===== Records for the exercise =====
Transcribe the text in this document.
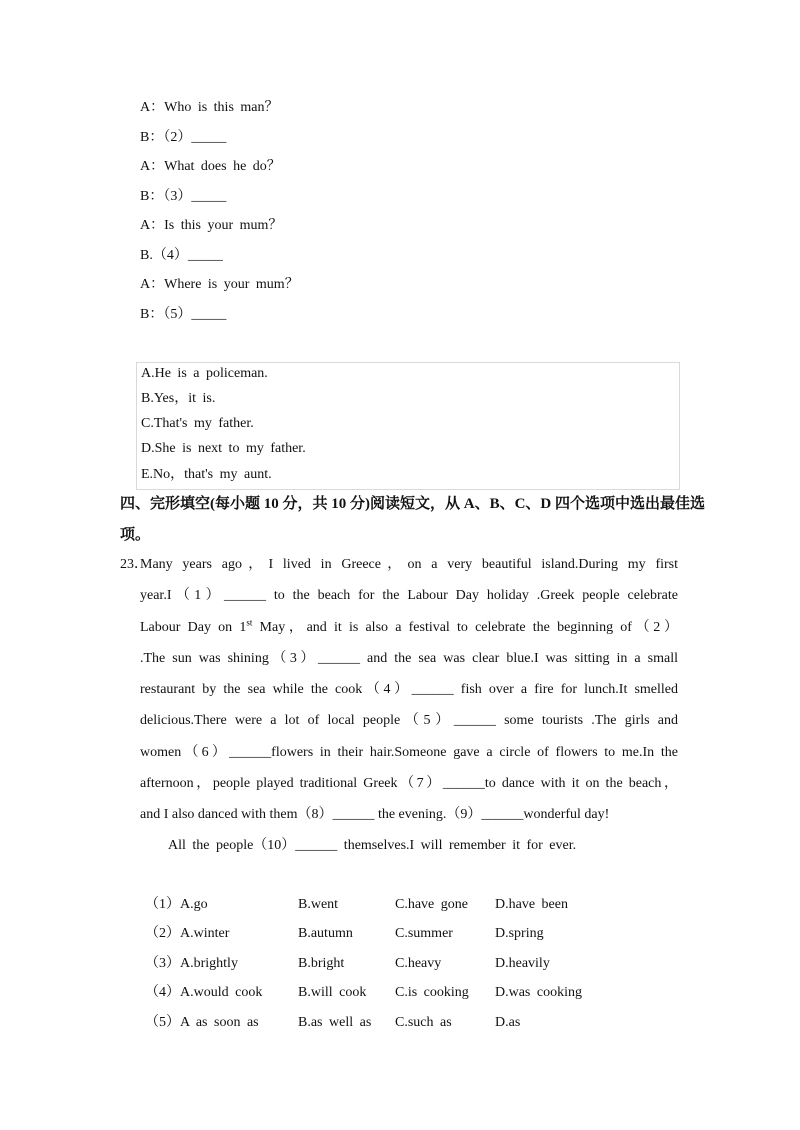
A：Who is this man？
B：（2）_____
A：What does he do？
B：（3）_____
A：Is this your mum？
B.（4）_____
A：Where is your mum？
B：（5）_____
A.He is a policeman.
B.Yes，it is.
C.That's my father.
D.She is next to my father.
E.No，that's my aunt.
四、完形填空(每小题 10 分，共 10 分)阅读短文，从 A、B、C、D 四个选项中选出最佳选
项。
23．
Many years ago，I lived in Greece，on a very beautiful island.During my first
year.I（1）______ to the beach for the Labour Day holiday .Greek people celebrate
Labour Day on 1st May，and it is also a festival to celebrate the beginning of（2）
.The sun was shining（3）______ and the sea was clear blue.I was sitting in a small
restaurant by the sea while the cook（4）______ fish over a fire for lunch.It smelled
delicious.There were a lot of local people（5）______ some tourists .The girls and
women（6）______flowers in their hair.Someone gave a circle of flowers to me.In the
afternoon，people played traditional Greek（7）______to dance with it on the beach，
and I also danced with them（8）______ the evening.（9）______wonderful day!
All the people（10）______ themselves.I will remember it for ever.
（1）A.go	B.went	C.have gone D.have been
（2）A.winter	B.autumn	C.summer	D.spring
（3）A.brightly	B.bright	C.heavy	D.heavily
（4）A.would cook	B.will cook C.is cooking D.was cooking
（5）A as soon as	B.as well as C.such as	D.as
=====
Goal of the exercise:
Give only the number of lines in the preceding material that contain the string "Labour".

Finished answer:
2